**WRITTEN PROBLEM:** Without the pictures, give the entries below again exactly as written.

[Data tied to figure images]
[Start]

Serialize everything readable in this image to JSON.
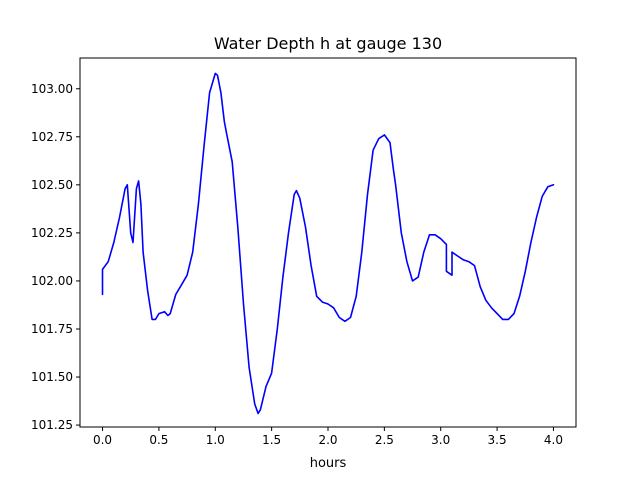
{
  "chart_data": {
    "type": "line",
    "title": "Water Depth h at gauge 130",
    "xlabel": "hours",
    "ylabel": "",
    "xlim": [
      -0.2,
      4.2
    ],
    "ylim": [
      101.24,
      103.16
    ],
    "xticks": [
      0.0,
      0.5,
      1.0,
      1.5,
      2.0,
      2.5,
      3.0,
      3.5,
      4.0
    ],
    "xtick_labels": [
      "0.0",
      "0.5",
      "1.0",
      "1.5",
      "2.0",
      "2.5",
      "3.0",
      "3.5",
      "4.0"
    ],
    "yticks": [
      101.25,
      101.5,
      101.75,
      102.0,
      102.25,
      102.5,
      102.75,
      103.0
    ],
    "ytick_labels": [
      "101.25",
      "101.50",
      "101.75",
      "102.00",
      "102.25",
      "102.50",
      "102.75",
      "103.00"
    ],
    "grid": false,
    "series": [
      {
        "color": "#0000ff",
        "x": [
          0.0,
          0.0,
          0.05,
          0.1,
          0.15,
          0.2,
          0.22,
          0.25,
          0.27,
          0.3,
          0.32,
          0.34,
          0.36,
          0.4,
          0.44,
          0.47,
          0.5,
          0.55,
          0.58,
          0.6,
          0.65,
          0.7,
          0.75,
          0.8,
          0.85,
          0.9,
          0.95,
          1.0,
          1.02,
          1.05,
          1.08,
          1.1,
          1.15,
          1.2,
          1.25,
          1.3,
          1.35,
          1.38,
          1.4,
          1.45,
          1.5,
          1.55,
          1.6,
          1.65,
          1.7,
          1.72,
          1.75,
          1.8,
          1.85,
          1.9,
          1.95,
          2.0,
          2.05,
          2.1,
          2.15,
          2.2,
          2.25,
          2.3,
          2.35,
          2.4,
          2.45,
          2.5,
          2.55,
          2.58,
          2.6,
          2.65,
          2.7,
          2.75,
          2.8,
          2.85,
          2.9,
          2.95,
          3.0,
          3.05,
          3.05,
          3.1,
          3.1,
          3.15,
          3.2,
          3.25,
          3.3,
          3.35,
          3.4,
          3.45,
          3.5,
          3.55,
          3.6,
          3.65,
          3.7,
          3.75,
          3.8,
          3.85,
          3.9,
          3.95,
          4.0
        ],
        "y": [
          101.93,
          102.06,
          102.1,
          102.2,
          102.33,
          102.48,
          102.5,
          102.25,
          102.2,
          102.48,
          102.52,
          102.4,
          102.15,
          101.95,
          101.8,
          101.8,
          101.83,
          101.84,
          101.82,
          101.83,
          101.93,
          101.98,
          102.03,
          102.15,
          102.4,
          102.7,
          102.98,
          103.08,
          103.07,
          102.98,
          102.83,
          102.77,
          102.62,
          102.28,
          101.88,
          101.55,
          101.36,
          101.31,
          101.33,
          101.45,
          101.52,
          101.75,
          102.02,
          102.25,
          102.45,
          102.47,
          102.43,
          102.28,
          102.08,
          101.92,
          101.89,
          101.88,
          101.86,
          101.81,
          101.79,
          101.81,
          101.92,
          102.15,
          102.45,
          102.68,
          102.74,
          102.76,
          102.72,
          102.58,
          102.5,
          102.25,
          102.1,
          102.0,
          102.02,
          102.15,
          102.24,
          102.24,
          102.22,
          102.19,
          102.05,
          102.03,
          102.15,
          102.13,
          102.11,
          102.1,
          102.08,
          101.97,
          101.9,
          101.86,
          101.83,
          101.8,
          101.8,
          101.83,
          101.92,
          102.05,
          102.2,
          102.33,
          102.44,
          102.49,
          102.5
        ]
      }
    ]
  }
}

[End]

**OUTPUT:**
Serialize everything readable in this image to JSON.
{
  "chart_data": {
    "type": "line",
    "title": "Water Depth h at gauge 130",
    "xlabel": "hours",
    "ylabel": "",
    "xlim": [
      -0.2,
      4.2
    ],
    "ylim": [
      101.24,
      103.16
    ],
    "xticks": [
      0.0,
      0.5,
      1.0,
      1.5,
      2.0,
      2.5,
      3.0,
      3.5,
      4.0
    ],
    "xtick_labels": [
      "0.0",
      "0.5",
      "1.0",
      "1.5",
      "2.0",
      "2.5",
      "3.0",
      "3.5",
      "4.0"
    ],
    "yticks": [
      101.25,
      101.5,
      101.75,
      102.0,
      102.25,
      102.5,
      102.75,
      103.0
    ],
    "ytick_labels": [
      "101.25",
      "101.50",
      "101.75",
      "102.00",
      "102.25",
      "102.50",
      "102.75",
      "103.00"
    ],
    "grid": false,
    "series": [
      {
        "color": "#0000ff",
        "x": [
          0.0,
          0.0,
          0.05,
          0.1,
          0.15,
          0.2,
          0.22,
          0.25,
          0.27,
          0.3,
          0.32,
          0.34,
          0.36,
          0.4,
          0.44,
          0.47,
          0.5,
          0.55,
          0.58,
          0.6,
          0.65,
          0.7,
          0.75,
          0.8,
          0.85,
          0.9,
          0.95,
          1.0,
          1.02,
          1.05,
          1.08,
          1.1,
          1.15,
          1.2,
          1.25,
          1.3,
          1.35,
          1.38,
          1.4,
          1.45,
          1.5,
          1.55,
          1.6,
          1.65,
          1.7,
          1.72,
          1.75,
          1.8,
          1.85,
          1.9,
          1.95,
          2.0,
          2.05,
          2.1,
          2.15,
          2.2,
          2.25,
          2.3,
          2.35,
          2.4,
          2.45,
          2.5,
          2.55,
          2.58,
          2.6,
          2.65,
          2.7,
          2.75,
          2.8,
          2.85,
          2.9,
          2.95,
          3.0,
          3.05,
          3.05,
          3.1,
          3.1,
          3.15,
          3.2,
          3.25,
          3.3,
          3.35,
          3.4,
          3.45,
          3.5,
          3.55,
          3.6,
          3.65,
          3.7,
          3.75,
          3.8,
          3.85,
          3.9,
          3.95,
          4.0
        ],
        "y": [
          101.93,
          102.06,
          102.1,
          102.2,
          102.33,
          102.48,
          102.5,
          102.25,
          102.2,
          102.48,
          102.52,
          102.4,
          102.15,
          101.95,
          101.8,
          101.8,
          101.83,
          101.84,
          101.82,
          101.83,
          101.93,
          101.98,
          102.03,
          102.15,
          102.4,
          102.7,
          102.98,
          103.08,
          103.07,
          102.98,
          102.83,
          102.77,
          102.62,
          102.28,
          101.88,
          101.55,
          101.36,
          101.31,
          101.33,
          101.45,
          101.52,
          101.75,
          102.02,
          102.25,
          102.45,
          102.47,
          102.43,
          102.28,
          102.08,
          101.92,
          101.89,
          101.88,
          101.86,
          101.81,
          101.79,
          101.81,
          101.92,
          102.15,
          102.45,
          102.68,
          102.74,
          102.76,
          102.72,
          102.58,
          102.5,
          102.25,
          102.1,
          102.0,
          102.02,
          102.15,
          102.24,
          102.24,
          102.22,
          102.19,
          102.05,
          102.03,
          102.15,
          102.13,
          102.11,
          102.1,
          102.08,
          101.97,
          101.9,
          101.86,
          101.83,
          101.8,
          101.8,
          101.83,
          101.92,
          102.05,
          102.2,
          102.33,
          102.44,
          102.49,
          102.5
        ]
      }
    ]
  }
}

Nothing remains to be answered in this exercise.